### TO DO
Among the lines below, list those containing the string "title".
***** DATA IN THIS EXERCISE *****
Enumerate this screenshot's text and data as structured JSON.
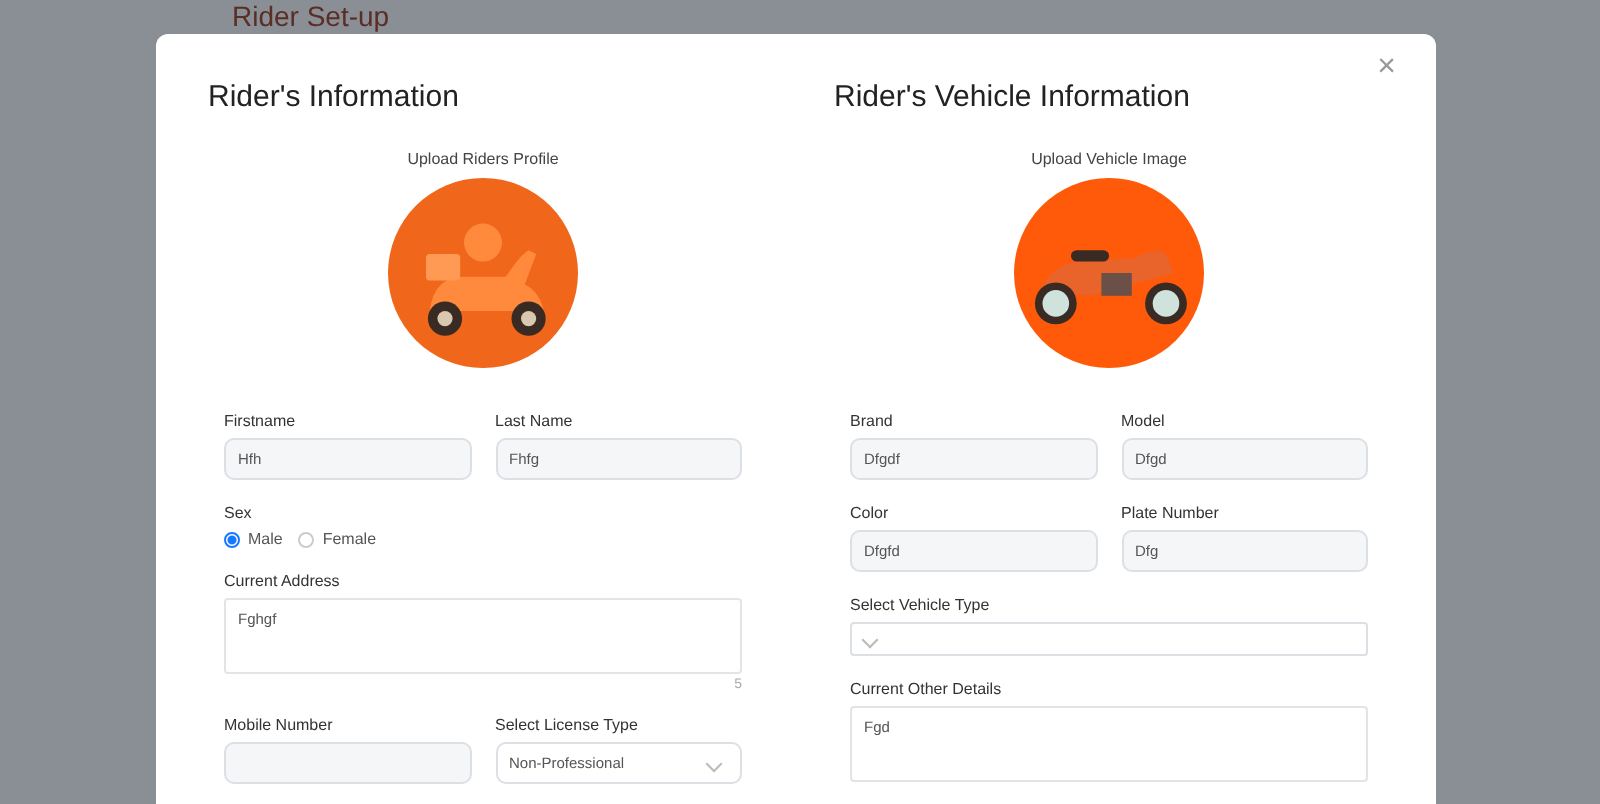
{
  "backdrop": {
    "title": "Rider Set-up"
  },
  "modal": {
    "close": "×",
    "sections": [
      {
        "title": "Rider's Information",
        "upload_label": "Upload Riders Profile",
        "fields": [
          {
            "kind": "pair",
            "items": [
              {
                "label": "Firstname",
                "value": "Hfh"
              },
              {
                "label": "Last Name",
                "value": "Fhfg"
              }
            ]
          },
          {
            "kind": "radio",
            "label": "Sex",
            "options": [
              {
                "label": "Male",
                "selected": true
              },
              {
                "label": "Female",
                "selected": false
              }
            ]
          },
          {
            "kind": "textarea",
            "label": "Current Address",
            "value": "Fghgf",
            "count": "5"
          },
          {
            "kind": "pair",
            "items": [
              {
                "kind": "input",
                "label": "Mobile Number"
              },
              {
                "kind": "select",
                "label": "Select License Type",
                "value": "Non-Professional"
              }
            ]
          }
        ]
      },
      {
        "title": "Rider's Vehicle Information",
        "upload_label": "Upload Vehicle Image",
        "fields": [
          {
            "kind": "pair",
            "items": [
              {
                "label": "Brand",
                "value": "Dfgdf"
              },
              {
                "label": "Model",
                "value": "Dfgd"
              }
            ]
          },
          {
            "kind": "pair",
            "items": [
              {
                "label": "Color",
                "value": "Dfgfd"
              },
              {
                "label": "Plate Number",
                "value": "Dfg"
              }
            ]
          },
          {
            "kind": "select",
            "label": "Select Vehicle Type"
          },
          {
            "kind": "textarea",
            "label": "Current Other Details",
            "value": "Fgd"
          }
        ]
      }
    ]
  }
}
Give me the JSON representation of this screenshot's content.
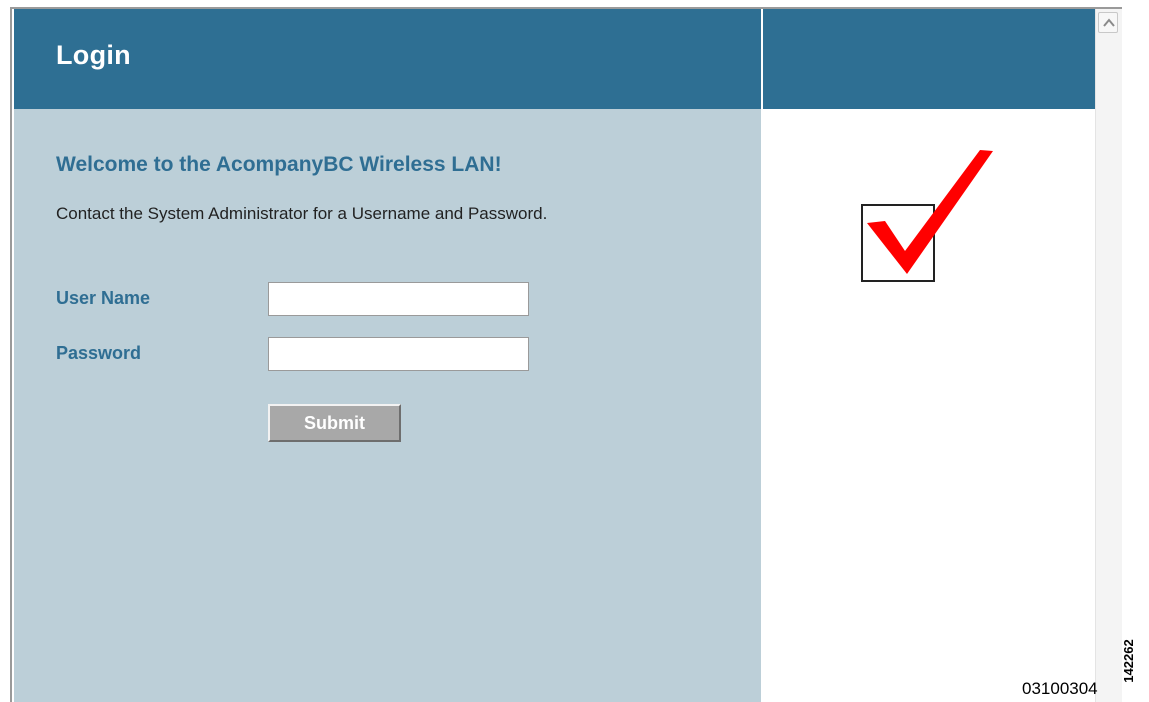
{
  "header": {
    "title": "Login"
  },
  "form": {
    "welcome": "Welcome to the AcompanyBC Wireless LAN!",
    "instructions": "Contact the System Administrator for a Username and Password.",
    "username_label": "User Name",
    "username_value": "",
    "password_label": "Password",
    "password_value": "",
    "submit_label": "Submit"
  },
  "figure": {
    "reference_number": "03100304",
    "figure_id": "142262"
  },
  "icons": {
    "checkmark": "checkmark-icon",
    "scroll_up": "chevron-up-icon"
  },
  "colors": {
    "header": "#2e6f93",
    "panel": "#bccfd8",
    "label": "#2f6e93",
    "checkmark": "#ff0000",
    "button": "#a8a8a8"
  }
}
*****
### ANSWER
    "title": "Rider Set-up"
        "title": "Rider's Information",
        "title": "Rider's Vehicle Information",
    "title": "Login"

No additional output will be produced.